-- Begin DATASET ROWS --

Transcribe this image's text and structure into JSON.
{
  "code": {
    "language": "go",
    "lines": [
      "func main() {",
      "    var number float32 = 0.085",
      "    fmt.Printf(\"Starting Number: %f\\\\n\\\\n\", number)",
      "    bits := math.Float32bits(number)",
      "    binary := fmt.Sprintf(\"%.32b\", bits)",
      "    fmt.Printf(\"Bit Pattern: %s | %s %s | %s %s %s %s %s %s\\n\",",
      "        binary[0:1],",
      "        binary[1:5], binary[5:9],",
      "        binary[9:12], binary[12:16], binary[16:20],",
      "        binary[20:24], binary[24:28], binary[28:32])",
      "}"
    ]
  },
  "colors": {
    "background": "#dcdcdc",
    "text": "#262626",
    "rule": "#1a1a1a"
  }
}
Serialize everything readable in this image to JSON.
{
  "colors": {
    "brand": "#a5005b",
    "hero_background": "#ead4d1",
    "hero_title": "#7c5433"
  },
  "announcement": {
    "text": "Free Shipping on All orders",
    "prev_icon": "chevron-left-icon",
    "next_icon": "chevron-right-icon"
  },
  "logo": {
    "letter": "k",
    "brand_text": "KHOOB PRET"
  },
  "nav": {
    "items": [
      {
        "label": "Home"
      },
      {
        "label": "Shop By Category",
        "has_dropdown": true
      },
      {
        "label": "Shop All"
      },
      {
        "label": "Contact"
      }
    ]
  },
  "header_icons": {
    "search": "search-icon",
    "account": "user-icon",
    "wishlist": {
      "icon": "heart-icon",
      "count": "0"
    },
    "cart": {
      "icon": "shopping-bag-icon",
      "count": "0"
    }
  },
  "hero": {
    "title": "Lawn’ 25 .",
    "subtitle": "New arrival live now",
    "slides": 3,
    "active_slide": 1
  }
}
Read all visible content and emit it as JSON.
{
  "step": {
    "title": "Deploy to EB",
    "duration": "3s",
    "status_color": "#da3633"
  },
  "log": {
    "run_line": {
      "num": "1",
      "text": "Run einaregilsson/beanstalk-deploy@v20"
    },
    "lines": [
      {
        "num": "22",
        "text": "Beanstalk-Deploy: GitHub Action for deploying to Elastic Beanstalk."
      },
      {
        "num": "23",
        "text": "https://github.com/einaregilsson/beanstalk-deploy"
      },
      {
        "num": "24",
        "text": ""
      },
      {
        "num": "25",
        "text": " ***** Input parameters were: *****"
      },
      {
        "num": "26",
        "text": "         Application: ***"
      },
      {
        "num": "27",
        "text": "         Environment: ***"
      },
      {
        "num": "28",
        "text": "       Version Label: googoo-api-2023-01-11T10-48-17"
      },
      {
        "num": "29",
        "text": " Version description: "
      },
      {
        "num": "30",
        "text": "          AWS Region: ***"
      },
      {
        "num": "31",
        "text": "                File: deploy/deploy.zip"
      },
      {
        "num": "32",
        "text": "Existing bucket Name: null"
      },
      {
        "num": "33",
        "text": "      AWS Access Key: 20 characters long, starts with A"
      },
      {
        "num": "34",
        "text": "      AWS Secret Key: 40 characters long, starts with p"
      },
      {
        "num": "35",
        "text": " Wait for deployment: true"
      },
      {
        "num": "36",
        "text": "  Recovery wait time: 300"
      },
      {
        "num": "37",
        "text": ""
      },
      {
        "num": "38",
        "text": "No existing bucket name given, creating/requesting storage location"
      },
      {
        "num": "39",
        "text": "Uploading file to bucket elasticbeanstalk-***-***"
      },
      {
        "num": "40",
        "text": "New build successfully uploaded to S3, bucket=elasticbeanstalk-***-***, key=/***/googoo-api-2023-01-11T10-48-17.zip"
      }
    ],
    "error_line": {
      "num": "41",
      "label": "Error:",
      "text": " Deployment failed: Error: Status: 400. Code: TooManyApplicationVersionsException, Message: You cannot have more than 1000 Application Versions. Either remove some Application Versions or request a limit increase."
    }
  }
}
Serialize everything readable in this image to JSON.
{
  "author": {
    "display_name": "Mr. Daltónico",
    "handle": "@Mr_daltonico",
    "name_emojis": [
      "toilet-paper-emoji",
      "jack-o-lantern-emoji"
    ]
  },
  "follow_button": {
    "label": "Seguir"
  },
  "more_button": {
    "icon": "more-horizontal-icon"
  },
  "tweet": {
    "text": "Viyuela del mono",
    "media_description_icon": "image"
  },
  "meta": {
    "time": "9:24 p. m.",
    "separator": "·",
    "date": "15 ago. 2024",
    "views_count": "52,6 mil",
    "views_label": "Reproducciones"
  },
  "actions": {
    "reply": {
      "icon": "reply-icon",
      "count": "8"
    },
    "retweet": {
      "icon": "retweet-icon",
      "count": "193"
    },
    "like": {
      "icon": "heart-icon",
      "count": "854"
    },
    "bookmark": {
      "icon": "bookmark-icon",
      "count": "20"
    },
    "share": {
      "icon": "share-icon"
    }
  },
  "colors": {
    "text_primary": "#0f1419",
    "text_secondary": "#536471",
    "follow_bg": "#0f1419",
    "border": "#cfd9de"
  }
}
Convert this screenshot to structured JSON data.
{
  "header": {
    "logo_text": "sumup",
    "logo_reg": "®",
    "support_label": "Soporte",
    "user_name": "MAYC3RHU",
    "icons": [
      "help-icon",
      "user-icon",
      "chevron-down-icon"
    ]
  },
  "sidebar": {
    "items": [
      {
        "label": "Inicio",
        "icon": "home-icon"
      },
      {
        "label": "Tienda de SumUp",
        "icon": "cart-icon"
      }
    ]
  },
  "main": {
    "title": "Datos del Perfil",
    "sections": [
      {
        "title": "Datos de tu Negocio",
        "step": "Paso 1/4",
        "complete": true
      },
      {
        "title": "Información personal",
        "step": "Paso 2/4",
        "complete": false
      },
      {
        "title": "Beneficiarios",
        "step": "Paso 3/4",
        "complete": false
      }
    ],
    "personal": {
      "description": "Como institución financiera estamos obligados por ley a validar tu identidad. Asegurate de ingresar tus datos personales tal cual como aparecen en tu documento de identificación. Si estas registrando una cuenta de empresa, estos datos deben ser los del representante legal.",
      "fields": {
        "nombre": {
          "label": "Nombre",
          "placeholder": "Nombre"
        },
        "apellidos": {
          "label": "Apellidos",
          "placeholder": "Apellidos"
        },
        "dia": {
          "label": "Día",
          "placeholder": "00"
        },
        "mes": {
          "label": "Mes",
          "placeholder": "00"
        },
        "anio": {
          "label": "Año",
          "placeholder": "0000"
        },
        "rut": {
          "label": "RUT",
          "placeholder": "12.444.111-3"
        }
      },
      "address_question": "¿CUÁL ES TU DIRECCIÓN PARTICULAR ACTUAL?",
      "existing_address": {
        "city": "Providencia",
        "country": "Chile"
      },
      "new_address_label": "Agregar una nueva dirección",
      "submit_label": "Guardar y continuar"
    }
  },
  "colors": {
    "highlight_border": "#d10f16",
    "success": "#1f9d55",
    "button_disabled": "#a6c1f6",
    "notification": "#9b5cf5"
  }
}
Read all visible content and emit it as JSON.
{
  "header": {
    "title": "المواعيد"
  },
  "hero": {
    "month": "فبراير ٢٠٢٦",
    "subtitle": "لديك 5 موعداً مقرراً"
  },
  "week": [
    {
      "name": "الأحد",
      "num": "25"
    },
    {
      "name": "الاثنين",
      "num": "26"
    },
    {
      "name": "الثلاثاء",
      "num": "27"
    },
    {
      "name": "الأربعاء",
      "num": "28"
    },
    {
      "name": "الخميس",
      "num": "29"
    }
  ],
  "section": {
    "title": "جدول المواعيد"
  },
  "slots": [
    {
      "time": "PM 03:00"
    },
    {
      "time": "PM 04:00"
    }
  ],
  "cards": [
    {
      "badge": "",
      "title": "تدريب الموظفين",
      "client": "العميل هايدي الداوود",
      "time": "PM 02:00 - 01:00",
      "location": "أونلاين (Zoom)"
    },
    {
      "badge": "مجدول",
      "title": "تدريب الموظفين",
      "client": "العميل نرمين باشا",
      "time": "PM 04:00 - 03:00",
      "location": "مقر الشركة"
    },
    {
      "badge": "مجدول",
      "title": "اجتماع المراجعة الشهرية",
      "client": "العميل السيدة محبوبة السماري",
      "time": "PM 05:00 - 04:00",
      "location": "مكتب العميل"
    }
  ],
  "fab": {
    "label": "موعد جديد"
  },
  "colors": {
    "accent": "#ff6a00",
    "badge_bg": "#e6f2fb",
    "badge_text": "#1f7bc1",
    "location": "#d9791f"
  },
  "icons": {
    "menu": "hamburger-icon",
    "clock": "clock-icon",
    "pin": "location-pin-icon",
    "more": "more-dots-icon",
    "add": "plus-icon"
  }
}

-- End DATASET ROWS --

TASK TO COMPLETE
Give the number of lines in the listing above that contain "bucket", and nothing else.

ANSWER TO THIS TASK
4